• [Exercises]:
• a. Output the passage of the market roundup between "N A T I O N" and "May 8th 2019.", inclusive, with no changes.
• b. According to the market roundup, roughly what share of the 456 companies that had reported results so far exceeded analyst estimates?

++++ Passage provided ++++

N A T I O N A L B A N Κ
O F G R E E C E
NBG Global Markets Roundup | Economics & Markets Section
National Bank of Greece | Economic Research Division | Global Markets Analysis
3
Quote of the week: “We don’t see yet feedback or the
transmission of these higher nominal wages growth into a
higher inflation. It’s taking longer… we know that it’s a
matter of being patient and persistent with the
accommodative monetary policy and it will come, it will
happen”, President of the European Central Bank, Mario
Draghi, May 8th 2019.
Equities
Global equity markets recorded strong losses in the past week, following
the implementation of a tariff hike by the US on $200bn worth of Chinese
imports. The MSCI ACWI index was down by 2.6% wow, with both emerging
and developed markets recording substantial losses (EM: -4.6 %, DM:-2.4%). The
S&P500 fell by 2.2% wow, with Technology (-3.6%) and Banks (-3.2%) leading
the decline, with the latter hurt by falling US Treasury bond yields. However, the
fundamental backdrop for equities remains strong (assuming that a trade war is
avoided). Indeed, regarding the earnings season, out of the 456 companies that
have reported results so far, circa 75% have exceeded analyst estimates. Note
that analyst expectations for EPS growth in Q1:19 stand at -0.5% yoy (-4.1% at
the beginning of the earnings season) from +13.4% in Q4:2018 and +20% yoy in
2018 (estimates for +3.5% yoy in 2019). Furthermore, EPS revisions (number of
companies with upward 12-month forward earnings revisions minus number of
companies with downward revisions divided by the total number of companies),
have turned positive for the first time since December 2018 (see graph). On the
other side of the Atlantic, the Eurostoxx fell by 3.6% wow, with the Autos sector
underperforming (-6.8% wow). In China, CSI 300 fell by 4.7% wow, albeit it
recovered some of its losses on Friday (+3.6%), as US-China trade talks continue.
However, on Monday, Chinese equities fell by -1.7%, as China announced that it
will impose retaliatory tariffs.

++++ Dataset ++++

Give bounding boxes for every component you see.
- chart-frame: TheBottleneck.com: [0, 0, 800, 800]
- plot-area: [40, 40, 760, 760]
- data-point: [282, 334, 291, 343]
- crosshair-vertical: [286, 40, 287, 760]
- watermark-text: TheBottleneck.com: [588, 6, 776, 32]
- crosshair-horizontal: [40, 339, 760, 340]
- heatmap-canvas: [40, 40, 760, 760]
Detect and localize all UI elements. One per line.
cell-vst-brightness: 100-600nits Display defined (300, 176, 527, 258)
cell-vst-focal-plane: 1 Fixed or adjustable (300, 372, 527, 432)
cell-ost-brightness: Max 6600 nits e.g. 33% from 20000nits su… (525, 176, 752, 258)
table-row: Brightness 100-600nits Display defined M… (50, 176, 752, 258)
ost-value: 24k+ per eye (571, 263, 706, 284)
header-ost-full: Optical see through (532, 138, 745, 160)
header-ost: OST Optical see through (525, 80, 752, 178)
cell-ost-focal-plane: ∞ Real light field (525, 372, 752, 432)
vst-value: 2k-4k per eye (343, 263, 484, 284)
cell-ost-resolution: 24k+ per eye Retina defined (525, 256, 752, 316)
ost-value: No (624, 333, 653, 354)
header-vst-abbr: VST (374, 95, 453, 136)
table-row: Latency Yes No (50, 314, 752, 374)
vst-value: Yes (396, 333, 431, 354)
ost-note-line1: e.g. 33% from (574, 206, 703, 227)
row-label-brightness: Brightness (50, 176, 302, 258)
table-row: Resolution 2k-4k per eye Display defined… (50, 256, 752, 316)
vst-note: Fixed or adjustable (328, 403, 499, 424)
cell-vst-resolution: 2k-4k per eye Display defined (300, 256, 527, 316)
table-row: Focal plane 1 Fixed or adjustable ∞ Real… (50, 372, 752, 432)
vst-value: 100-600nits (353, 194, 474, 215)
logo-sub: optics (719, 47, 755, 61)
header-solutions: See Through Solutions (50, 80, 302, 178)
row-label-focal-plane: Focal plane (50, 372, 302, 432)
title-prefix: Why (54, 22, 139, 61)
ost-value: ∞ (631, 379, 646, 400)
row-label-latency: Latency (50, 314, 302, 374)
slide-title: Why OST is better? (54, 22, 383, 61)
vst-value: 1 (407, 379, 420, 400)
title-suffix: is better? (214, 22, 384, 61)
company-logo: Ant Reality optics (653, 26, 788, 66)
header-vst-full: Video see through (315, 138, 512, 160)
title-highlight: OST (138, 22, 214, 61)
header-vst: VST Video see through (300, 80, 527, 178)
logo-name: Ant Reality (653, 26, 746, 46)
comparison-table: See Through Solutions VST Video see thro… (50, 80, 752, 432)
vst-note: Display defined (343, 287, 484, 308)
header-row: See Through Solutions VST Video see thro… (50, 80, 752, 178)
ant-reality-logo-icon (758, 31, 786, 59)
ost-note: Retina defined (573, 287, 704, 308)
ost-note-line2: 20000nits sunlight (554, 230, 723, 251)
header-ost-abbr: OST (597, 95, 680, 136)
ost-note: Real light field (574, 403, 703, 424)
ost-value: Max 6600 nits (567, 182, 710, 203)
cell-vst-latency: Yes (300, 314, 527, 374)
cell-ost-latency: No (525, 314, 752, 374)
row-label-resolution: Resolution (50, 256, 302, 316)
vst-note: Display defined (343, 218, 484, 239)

++++

• [Answers for the tasks]:
• a.
N A T I O N A L B A N Κ
O F G R E E C E
NBG Global Markets Roundup | Economics & Markets Section
National Bank of Greece | Economic Research Division | Global Markets Analysis
3
Quote of the week: “We don’t see yet feedback or the
transmission of these higher nominal wages growth into a
higher inflation. It’s taking longer… we know that it’s a
matter of being patient and persistent with the
accommodative monetary policy and it will come, it will
happen”, President of the European Central Bank, Mario
Draghi, May 8th 2019.

• b. Circa 75% of them exceeded analyst estimates.